--- begin DATASET ENTRIES ---

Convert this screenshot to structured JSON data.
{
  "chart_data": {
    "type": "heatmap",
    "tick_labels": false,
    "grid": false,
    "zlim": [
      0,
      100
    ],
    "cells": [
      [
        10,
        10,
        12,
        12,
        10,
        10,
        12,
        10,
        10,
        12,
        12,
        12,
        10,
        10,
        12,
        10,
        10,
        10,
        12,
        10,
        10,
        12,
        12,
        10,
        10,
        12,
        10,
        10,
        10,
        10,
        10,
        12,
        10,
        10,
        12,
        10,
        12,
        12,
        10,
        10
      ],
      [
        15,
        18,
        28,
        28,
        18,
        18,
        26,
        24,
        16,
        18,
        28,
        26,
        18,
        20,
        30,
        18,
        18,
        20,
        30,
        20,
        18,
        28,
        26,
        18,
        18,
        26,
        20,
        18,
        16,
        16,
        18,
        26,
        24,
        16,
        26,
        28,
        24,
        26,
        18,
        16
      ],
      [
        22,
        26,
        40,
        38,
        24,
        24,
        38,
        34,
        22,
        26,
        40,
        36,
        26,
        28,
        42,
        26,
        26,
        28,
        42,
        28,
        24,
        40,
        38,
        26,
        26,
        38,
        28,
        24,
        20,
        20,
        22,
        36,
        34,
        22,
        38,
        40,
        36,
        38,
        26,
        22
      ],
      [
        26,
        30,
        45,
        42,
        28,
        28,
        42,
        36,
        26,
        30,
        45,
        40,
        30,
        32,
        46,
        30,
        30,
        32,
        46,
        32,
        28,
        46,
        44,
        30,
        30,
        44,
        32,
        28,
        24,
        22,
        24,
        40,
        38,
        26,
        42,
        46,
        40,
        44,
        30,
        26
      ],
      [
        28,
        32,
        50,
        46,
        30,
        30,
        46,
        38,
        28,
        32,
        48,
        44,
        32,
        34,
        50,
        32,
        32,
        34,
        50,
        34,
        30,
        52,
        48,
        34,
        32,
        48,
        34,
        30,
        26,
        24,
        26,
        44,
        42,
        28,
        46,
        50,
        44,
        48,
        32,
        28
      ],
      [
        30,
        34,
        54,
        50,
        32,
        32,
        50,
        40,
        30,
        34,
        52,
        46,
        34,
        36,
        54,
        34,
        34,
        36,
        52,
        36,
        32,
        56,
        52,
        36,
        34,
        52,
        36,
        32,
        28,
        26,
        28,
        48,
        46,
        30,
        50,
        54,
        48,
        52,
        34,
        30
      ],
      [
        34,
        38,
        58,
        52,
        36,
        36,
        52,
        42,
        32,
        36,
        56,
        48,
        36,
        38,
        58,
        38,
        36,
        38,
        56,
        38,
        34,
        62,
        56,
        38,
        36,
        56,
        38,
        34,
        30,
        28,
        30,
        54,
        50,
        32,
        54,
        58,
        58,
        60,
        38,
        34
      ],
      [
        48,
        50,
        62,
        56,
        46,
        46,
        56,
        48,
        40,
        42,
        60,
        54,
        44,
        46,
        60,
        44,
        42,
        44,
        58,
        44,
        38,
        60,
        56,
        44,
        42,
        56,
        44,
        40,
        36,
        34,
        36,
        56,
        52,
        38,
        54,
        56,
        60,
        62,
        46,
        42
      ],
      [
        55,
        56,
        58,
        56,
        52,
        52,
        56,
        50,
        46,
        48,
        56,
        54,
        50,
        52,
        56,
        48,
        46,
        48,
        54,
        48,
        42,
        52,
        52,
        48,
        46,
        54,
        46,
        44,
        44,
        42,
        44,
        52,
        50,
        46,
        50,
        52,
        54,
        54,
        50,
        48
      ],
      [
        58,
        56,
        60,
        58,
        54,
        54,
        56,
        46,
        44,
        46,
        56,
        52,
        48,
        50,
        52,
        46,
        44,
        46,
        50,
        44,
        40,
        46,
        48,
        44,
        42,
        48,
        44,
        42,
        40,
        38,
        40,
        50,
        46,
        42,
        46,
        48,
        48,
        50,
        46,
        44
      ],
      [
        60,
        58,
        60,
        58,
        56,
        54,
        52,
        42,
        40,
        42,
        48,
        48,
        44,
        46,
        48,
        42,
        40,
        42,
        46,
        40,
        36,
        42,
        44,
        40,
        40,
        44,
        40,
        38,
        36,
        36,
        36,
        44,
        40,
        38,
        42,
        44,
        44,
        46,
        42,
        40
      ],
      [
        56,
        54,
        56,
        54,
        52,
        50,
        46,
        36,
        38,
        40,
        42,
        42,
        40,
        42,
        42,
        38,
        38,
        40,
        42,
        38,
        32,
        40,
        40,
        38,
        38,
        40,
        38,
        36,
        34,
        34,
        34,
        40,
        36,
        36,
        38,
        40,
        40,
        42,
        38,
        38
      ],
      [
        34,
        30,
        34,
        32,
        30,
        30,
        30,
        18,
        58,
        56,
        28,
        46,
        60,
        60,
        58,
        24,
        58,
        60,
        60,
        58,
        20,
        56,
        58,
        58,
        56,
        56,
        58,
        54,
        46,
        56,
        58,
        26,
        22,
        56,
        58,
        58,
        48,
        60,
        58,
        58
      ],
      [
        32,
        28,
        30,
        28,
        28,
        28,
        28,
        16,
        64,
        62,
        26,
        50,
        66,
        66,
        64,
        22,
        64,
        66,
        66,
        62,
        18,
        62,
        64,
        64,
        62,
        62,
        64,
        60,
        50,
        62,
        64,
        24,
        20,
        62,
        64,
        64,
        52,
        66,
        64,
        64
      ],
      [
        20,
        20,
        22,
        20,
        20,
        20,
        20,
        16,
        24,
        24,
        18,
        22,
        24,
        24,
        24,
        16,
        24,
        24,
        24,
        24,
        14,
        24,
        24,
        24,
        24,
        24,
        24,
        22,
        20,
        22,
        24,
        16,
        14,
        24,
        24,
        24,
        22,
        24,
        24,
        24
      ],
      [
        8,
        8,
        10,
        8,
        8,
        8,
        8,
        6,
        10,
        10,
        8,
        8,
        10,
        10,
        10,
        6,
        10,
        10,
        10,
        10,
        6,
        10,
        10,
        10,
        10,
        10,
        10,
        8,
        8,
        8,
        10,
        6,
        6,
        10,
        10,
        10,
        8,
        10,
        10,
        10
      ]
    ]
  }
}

--- end DATASET ENTRIES ---

EXERCISE INSTRUCTIONS:
Exactly as written above, please repeat the entries.

SOLUTION TO THE PROBLEM:
Convert this screenshot to structured JSON data.
{
  "chart_data": {
    "type": "heatmap",
    "tick_labels": false,
    "grid": false,
    "zlim": [
      0,
      100
    ],
    "cells": [
      [
        10,
        10,
        12,
        12,
        10,
        10,
        12,
        10,
        10,
        12,
        12,
        12,
        10,
        10,
        12,
        10,
        10,
        10,
        12,
        10,
        10,
        12,
        12,
        10,
        10,
        12,
        10,
        10,
        10,
        10,
        10,
        12,
        10,
        10,
        12,
        10,
        12,
        12,
        10,
        10
      ],
      [
        15,
        18,
        28,
        28,
        18,
        18,
        26,
        24,
        16,
        18,
        28,
        26,
        18,
        20,
        30,
        18,
        18,
        20,
        30,
        20,
        18,
        28,
        26,
        18,
        18,
        26,
        20,
        18,
        16,
        16,
        18,
        26,
        24,
        16,
        26,
        28,
        24,
        26,
        18,
        16
      ],
      [
        22,
        26,
        40,
        38,
        24,
        24,
        38,
        34,
        22,
        26,
        40,
        36,
        26,
        28,
        42,
        26,
        26,
        28,
        42,
        28,
        24,
        40,
        38,
        26,
        26,
        38,
        28,
        24,
        20,
        20,
        22,
        36,
        34,
        22,
        38,
        40,
        36,
        38,
        26,
        22
      ],
      [
        26,
        30,
        45,
        42,
        28,
        28,
        42,
        36,
        26,
        30,
        45,
        40,
        30,
        32,
        46,
        30,
        30,
        32,
        46,
        32,
        28,
        46,
        44,
        30,
        30,
        44,
        32,
        28,
        24,
        22,
        24,
        40,
        38,
        26,
        42,
        46,
        40,
        44,
        30,
        26
      ],
      [
        28,
        32,
        50,
        46,
        30,
        30,
        46,
        38,
        28,
        32,
        48,
        44,
        32,
        34,
        50,
        32,
        32,
        34,
        50,
        34,
        30,
        52,
        48,
        34,
        32,
        48,
        34,
        30,
        26,
        24,
        26,
        44,
        42,
        28,
        46,
        50,
        44,
        48,
        32,
        28
      ],
      [
        30,
        34,
        54,
        50,
        32,
        32,
        50,
        40,
        30,
        34,
        52,
        46,
        34,
        36,
        54,
        34,
        34,
        36,
        52,
        36,
        32,
        56,
        52,
        36,
        34,
        52,
        36,
        32,
        28,
        26,
        28,
        48,
        46,
        30,
        50,
        54,
        48,
        52,
        34,
        30
      ],
      [
        34,
        38,
        58,
        52,
        36,
        36,
        52,
        42,
        32,
        36,
        56,
        48,
        36,
        38,
        58,
        38,
        36,
        38,
        56,
        38,
        34,
        62,
        56,
        38,
        36,
        56,
        38,
        34,
        30,
        28,
        30,
        54,
        50,
        32,
        54,
        58,
        58,
        60,
        38,
        34
      ],
      [
        48,
        50,
        62,
        56,
        46,
        46,
        56,
        48,
        40,
        42,
        60,
        54,
        44,
        46,
        60,
        44,
        42,
        44,
        58,
        44,
        38,
        60,
        56,
        44,
        42,
        56,
        44,
        40,
        36,
        34,
        36,
        56,
        52,
        38,
        54,
        56,
        60,
        62,
        46,
        42
      ],
      [
        55,
        56,
        58,
        56,
        52,
        52,
        56,
        50,
        46,
        48,
        56,
        54,
        50,
        52,
        56,
        48,
        46,
        48,
        54,
        48,
        42,
        52,
        52,
        48,
        46,
        54,
        46,
        44,
        44,
        42,
        44,
        52,
        50,
        46,
        50,
        52,
        54,
        54,
        50,
        48
      ],
      [
        58,
        56,
        60,
        58,
        54,
        54,
        56,
        46,
        44,
        46,
        56,
        52,
        48,
        50,
        52,
        46,
        44,
        46,
        50,
        44,
        40,
        46,
        48,
        44,
        42,
        48,
        44,
        42,
        40,
        38,
        40,
        50,
        46,
        42,
        46,
        48,
        48,
        50,
        46,
        44
      ],
      [
        60,
        58,
        60,
        58,
        56,
        54,
        52,
        42,
        40,
        42,
        48,
        48,
        44,
        46,
        48,
        42,
        40,
        42,
        46,
        40,
        36,
        42,
        44,
        40,
        40,
        44,
        40,
        38,
        36,
        36,
        36,
        44,
        40,
        38,
        42,
        44,
        44,
        46,
        42,
        40
      ],
      [
        56,
        54,
        56,
        54,
        52,
        50,
        46,
        36,
        38,
        40,
        42,
        42,
        40,
        42,
        42,
        38,
        38,
        40,
        42,
        38,
        32,
        40,
        40,
        38,
        38,
        40,
        38,
        36,
        34,
        34,
        34,
        40,
        36,
        36,
        38,
        40,
        40,
        42,
        38,
        38
      ],
      [
        34,
        30,
        34,
        32,
        30,
        30,
        30,
        18,
        58,
        56,
        28,
        46,
        60,
        60,
        58,
        24,
        58,
        60,
        60,
        58,
        20,
        56,
        58,
        58,
        56,
        56,
        58,
        54,
        46,
        56,
        58,
        26,
        22,
        56,
        58,
        58,
        48,
        60,
        58,
        58
      ],
      [
        32,
        28,
        30,
        28,
        28,
        28,
        28,
        16,
        64,
        62,
        26,
        50,
        66,
        66,
        64,
        22,
        64,
        66,
        66,
        62,
        18,
        62,
        64,
        64,
        62,
        62,
        64,
        60,
        50,
        62,
        64,
        24,
        20,
        62,
        64,
        64,
        52,
        66,
        64,
        64
      ],
      [
        20,
        20,
        22,
        20,
        20,
        20,
        20,
        16,
        24,
        24,
        18,
        22,
        24,
        24,
        24,
        16,
        24,
        24,
        24,
        24,
        14,
        24,
        24,
        24,
        24,
        24,
        24,
        22,
        20,
        22,
        24,
        16,
        14,
        24,
        24,
        24,
        22,
        24,
        24,
        24
      ],
      [
        8,
        8,
        10,
        8,
        8,
        8,
        8,
        6,
        10,
        10,
        8,
        8,
        10,
        10,
        10,
        6,
        10,
        10,
        10,
        10,
        6,
        10,
        10,
        10,
        10,
        10,
        10,
        8,
        8,
        8,
        10,
        6,
        6,
        10,
        10,
        10,
        8,
        10,
        10,
        10
      ]
    ]
  }
}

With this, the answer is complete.